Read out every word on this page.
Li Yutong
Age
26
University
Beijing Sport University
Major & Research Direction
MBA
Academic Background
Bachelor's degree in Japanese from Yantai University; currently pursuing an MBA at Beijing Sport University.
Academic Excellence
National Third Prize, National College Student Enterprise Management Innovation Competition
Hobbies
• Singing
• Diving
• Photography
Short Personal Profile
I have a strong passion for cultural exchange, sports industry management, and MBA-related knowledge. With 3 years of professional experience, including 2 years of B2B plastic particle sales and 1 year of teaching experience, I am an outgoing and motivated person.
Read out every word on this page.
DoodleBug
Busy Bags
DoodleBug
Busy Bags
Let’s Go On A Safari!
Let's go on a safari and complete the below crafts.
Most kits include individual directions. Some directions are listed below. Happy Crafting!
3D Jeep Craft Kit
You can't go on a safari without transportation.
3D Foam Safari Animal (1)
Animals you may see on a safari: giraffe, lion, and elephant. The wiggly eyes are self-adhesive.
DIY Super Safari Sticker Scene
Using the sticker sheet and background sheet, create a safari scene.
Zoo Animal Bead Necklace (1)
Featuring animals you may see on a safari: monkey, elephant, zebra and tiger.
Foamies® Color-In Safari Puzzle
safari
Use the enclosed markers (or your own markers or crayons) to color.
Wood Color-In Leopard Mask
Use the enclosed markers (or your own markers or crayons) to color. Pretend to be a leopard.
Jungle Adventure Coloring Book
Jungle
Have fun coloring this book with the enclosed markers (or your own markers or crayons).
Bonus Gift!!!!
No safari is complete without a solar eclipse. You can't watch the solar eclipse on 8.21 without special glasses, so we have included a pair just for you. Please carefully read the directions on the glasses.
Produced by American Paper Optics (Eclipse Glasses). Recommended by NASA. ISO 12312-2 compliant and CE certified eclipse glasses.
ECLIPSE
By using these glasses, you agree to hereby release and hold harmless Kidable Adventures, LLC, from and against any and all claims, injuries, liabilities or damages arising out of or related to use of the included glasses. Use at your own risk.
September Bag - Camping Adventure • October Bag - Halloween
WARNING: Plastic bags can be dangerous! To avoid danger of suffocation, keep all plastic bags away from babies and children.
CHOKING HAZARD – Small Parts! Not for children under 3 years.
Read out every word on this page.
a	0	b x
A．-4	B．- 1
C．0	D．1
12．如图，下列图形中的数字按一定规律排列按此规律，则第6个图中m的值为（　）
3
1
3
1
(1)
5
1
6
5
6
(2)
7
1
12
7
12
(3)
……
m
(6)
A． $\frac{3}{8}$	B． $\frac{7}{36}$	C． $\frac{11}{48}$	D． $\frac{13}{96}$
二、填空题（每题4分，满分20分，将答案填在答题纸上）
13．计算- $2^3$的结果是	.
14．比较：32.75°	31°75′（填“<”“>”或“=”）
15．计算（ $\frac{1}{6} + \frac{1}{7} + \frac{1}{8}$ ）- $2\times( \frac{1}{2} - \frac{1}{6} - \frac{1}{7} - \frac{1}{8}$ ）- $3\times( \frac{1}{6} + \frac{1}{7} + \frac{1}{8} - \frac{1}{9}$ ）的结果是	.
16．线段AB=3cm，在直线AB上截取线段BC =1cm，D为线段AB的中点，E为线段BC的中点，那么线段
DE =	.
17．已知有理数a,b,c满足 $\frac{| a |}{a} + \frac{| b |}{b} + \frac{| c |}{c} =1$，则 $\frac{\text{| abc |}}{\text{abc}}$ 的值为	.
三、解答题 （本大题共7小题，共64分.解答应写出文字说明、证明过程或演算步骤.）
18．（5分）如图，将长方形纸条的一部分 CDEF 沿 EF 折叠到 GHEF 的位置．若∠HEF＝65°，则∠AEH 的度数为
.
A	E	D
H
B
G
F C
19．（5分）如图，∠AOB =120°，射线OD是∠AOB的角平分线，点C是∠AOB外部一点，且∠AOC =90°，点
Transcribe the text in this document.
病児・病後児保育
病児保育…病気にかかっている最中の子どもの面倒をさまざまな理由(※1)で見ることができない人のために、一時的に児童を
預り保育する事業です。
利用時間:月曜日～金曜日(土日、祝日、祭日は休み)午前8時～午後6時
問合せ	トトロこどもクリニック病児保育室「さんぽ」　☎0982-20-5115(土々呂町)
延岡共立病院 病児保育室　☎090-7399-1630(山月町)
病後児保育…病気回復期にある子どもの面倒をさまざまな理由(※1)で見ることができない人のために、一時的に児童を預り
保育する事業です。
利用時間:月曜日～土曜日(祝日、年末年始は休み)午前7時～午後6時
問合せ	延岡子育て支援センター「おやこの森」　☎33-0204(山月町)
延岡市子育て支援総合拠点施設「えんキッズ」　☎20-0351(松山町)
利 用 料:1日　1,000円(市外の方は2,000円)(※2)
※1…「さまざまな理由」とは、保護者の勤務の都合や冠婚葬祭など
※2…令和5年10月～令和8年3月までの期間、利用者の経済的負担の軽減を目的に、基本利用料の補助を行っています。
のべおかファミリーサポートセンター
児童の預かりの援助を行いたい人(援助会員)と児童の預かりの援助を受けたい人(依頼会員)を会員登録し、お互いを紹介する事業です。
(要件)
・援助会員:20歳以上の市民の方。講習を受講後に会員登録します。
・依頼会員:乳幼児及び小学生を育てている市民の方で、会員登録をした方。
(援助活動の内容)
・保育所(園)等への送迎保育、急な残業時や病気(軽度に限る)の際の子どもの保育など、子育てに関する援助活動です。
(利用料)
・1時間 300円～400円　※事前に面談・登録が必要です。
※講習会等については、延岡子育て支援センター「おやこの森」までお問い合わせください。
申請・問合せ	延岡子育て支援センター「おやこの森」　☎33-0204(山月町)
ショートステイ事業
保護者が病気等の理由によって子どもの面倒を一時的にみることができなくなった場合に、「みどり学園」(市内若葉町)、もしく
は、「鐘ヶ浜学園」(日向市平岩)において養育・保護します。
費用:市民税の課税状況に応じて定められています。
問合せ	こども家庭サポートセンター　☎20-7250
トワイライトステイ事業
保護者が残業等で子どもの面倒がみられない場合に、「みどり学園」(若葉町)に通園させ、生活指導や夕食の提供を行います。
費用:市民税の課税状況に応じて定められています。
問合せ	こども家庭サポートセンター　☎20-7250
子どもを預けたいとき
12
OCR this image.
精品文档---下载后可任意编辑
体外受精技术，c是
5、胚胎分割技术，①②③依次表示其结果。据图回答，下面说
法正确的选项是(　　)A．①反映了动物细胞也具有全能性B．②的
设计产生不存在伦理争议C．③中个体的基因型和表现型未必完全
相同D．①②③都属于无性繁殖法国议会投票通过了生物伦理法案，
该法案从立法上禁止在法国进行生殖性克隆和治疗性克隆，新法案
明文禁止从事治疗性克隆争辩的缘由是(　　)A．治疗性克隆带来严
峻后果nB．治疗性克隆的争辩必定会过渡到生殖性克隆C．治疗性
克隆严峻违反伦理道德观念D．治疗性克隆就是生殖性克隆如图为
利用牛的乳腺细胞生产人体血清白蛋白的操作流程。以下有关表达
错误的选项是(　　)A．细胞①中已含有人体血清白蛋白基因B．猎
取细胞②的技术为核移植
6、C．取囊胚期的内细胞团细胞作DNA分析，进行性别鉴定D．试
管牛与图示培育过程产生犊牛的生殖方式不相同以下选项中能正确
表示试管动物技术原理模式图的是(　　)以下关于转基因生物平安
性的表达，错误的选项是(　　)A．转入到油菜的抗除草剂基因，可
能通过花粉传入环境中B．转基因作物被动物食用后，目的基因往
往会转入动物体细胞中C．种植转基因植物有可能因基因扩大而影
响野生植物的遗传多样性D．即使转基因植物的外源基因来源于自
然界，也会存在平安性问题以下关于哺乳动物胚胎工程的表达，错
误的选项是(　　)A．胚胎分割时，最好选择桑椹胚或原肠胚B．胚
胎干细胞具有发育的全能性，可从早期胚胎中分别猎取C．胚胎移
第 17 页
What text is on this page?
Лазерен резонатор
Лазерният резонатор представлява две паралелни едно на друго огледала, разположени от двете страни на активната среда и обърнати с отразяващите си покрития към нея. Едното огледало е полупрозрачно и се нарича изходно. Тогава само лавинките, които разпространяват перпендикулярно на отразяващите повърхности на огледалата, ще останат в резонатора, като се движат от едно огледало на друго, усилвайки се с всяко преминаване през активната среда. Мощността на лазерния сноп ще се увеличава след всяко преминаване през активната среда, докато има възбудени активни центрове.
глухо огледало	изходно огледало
* * * * *
Report only the number of lines that hold the string "的结果是" in this listing.

(Finished task): 2